Dataset records:
+ + + + + + +
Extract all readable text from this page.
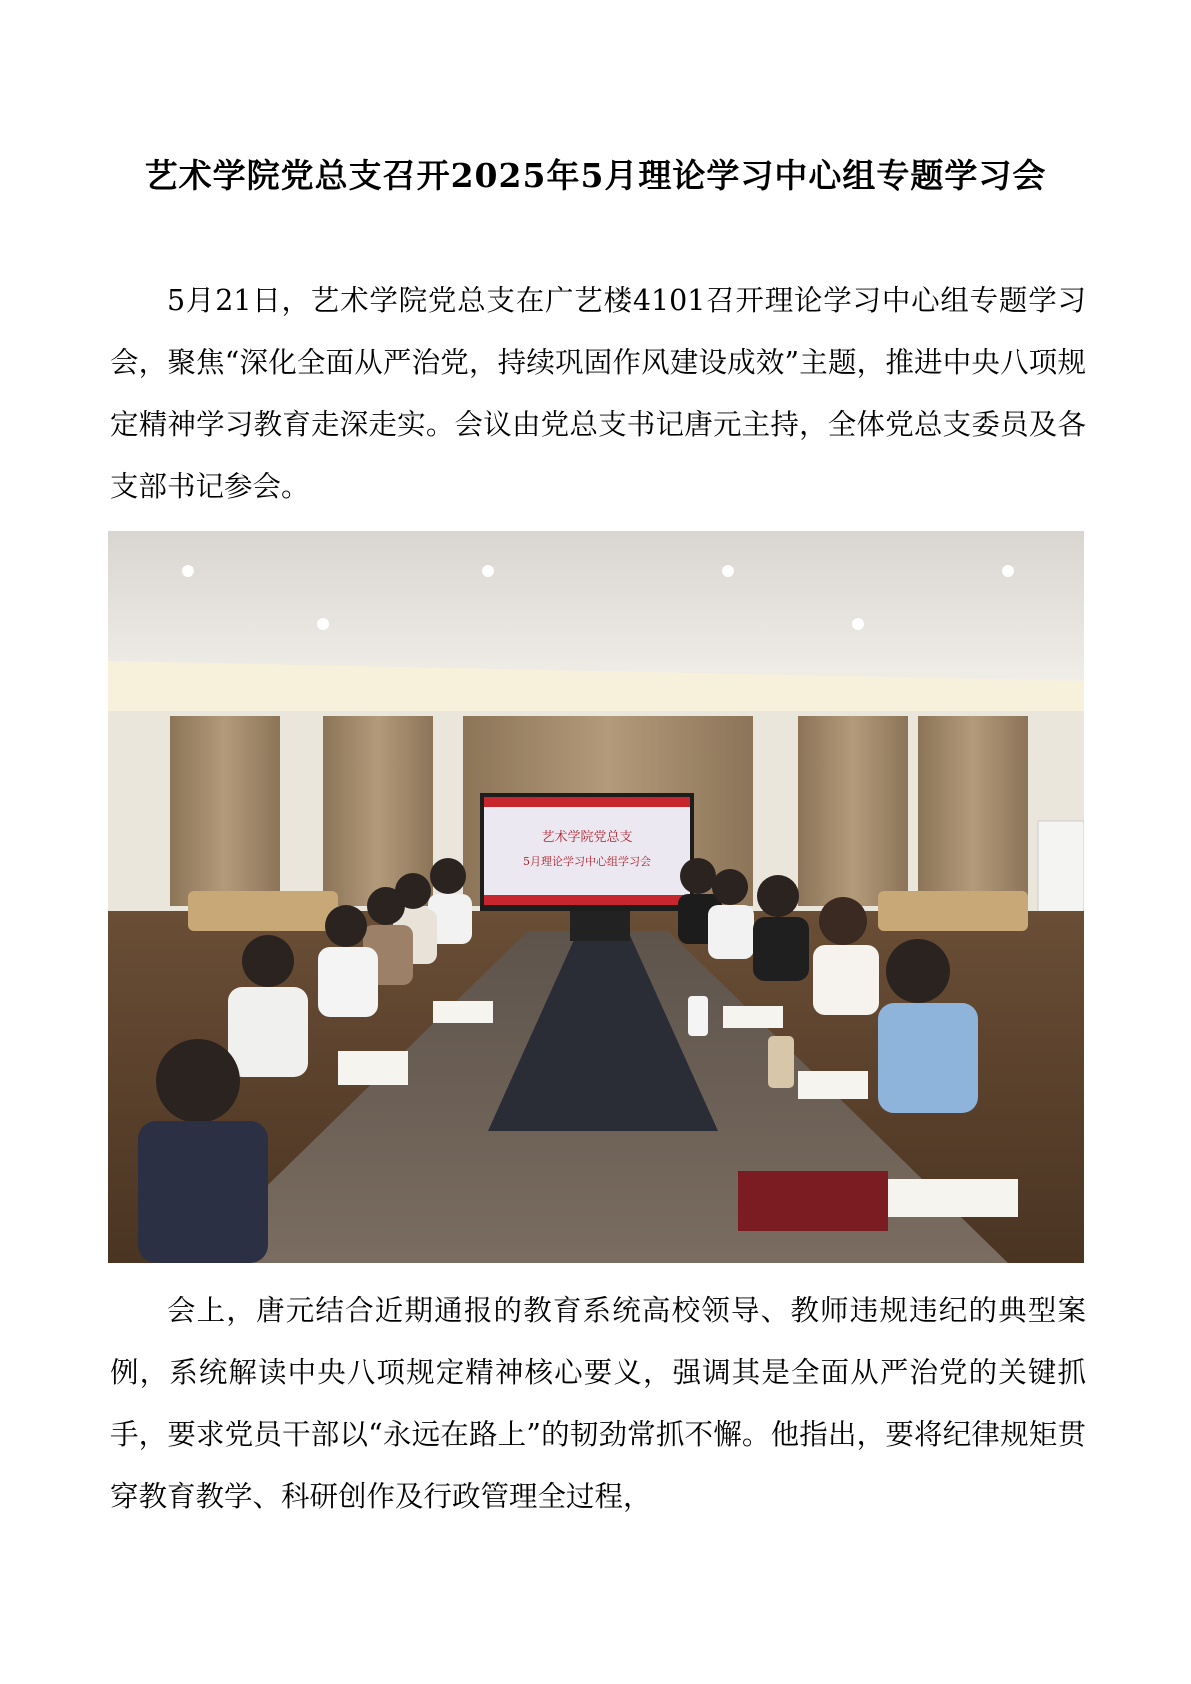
艺术学院党总支召开2025年5月理论学习中心组专题学习会

5月21日，艺术学院党总支在广艺楼4101召开理论学习中心组专题学习会，聚焦“深化全面从严治党，持续巩固作风建设成效”主题，推进中央八项规定精神学习教育走深走实。会议由党总支书记唐元主持，全体党总支委员及各支部书记参会。

艺术学院党总支
5月理论学习中心组学习会

会上，唐元结合近期通报的教育系统高校领导、教师违规违纪的典型案例，系统解读中央八项规定精神核心要义，强调其是全面从严治党的关键抓手，要求党员干部以“永远在路上”的韧劲常抓不懈。他指出，要将纪律规矩贯穿教育教学、科研创作及行政管理全过程，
+ + + + + + +
◆ **CHALLENGE**
Verbatim reproduction of every record is required; images are left out.

◆ **SOLUTION FOR THIS PROBLEM**
Extract all readable text from this page.
艺术学院党总支召开2025年5月理论学习中心组专题学习会

5月21日，艺术学院党总支在广艺楼4101召开理论学习中心组专题学习会，聚焦“深化全面从严治党，持续巩固作风建设成效”主题，推进中央八项规定精神学习教育走深走实。会议由党总支书记唐元主持，全体党总支委员及各支部书记参会。

艺术学院党总支
5月理论学习中心组学习会

会上，唐元结合近期通报的教育系统高校领导、教师违规违纪的典型案例，系统解读中央八项规定精神核心要义，强调其是全面从严治党的关键抓手，要求党员干部以“永远在路上”的韧劲常抓不懈。他指出，要将纪律规矩贯穿教育教学、科研创作及行政管理全过程，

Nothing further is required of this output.